# Task goal
Quote every line of the material beneath this one.

# Data entries

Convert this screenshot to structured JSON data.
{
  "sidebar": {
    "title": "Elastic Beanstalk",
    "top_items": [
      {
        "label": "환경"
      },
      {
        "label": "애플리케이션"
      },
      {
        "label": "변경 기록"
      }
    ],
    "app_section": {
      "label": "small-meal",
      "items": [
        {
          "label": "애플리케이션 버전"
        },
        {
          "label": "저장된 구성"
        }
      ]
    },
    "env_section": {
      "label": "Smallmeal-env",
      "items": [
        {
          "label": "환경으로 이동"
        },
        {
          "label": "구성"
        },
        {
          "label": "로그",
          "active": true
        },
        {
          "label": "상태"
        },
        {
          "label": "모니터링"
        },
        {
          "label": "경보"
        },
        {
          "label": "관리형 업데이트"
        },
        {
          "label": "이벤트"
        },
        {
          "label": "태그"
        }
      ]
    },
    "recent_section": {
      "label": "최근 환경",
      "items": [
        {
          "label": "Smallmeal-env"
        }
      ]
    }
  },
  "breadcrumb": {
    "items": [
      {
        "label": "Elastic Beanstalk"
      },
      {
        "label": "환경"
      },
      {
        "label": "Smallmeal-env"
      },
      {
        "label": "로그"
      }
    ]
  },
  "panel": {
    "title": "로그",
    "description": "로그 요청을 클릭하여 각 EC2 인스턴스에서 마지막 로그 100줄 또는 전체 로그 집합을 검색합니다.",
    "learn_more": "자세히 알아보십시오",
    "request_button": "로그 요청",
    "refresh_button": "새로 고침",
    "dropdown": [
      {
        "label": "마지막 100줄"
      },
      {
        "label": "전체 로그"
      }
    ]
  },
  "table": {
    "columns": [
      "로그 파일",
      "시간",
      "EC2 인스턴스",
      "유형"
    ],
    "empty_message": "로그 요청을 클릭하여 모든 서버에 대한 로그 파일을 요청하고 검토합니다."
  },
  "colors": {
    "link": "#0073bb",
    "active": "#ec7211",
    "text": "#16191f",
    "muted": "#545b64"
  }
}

# Solution to the problem
Convert this screenshot to structured JSON data.
{
  "sidebar": {
    "title": "Elastic Beanstalk",
    "top_items": [
      {
        "label": "환경"
      },
      {
        "label": "애플리케이션"
      },
      {
        "label": "변경 기록"
      }
    ],
    "app_section": {
      "label": "small-meal",
      "items": [
        {
          "label": "애플리케이션 버전"
        },
        {
          "label": "저장된 구성"
        }
      ]
    },
    "env_section": {
      "label": "Smallmeal-env",
      "items": [
        {
          "label": "환경으로 이동"
        },
        {
          "label": "구성"
        },
        {
          "label": "로그",
          "active": true
        },
        {
          "label": "상태"
        },
        {
          "label": "모니터링"
        },
        {
          "label": "경보"
        },
        {
          "label": "관리형 업데이트"
        },
        {
          "label": "이벤트"
        },
        {
          "label": "태그"
        }
      ]
    },
    "recent_section": {
      "label": "최근 환경",
      "items": [
        {
          "label": "Smallmeal-env"
        }
      ]
    }
  },
  "breadcrumb": {
    "items": [
      {
        "label": "Elastic Beanstalk"
      },
      {
        "label": "환경"
      },
      {
        "label": "Smallmeal-env"
      },
      {
        "label": "로그"
      }
    ]
  },
  "panel": {
    "title": "로그",
    "description": "로그 요청을 클릭하여 각 EC2 인스턴스에서 마지막 로그 100줄 또는 전체 로그 집합을 검색합니다.",
    "learn_more": "자세히 알아보십시오",
    "request_button": "로그 요청",
    "refresh_button": "새로 고침",
    "dropdown": [
      {
        "label": "마지막 100줄"
      },
      {
        "label": "전체 로그"
      }
    ]
  },
  "table": {
    "columns": [
      "로그 파일",
      "시간",
      "EC2 인스턴스",
      "유형"
    ],
    "empty_message": "로그 요청을 클릭하여 모든 서버에 대한 로그 파일을 요청하고 검토합니다."
  },
  "colors": {
    "link": "#0073bb",
    "active": "#ec7211",
    "text": "#16191f",
    "muted": "#545b64"
  }
}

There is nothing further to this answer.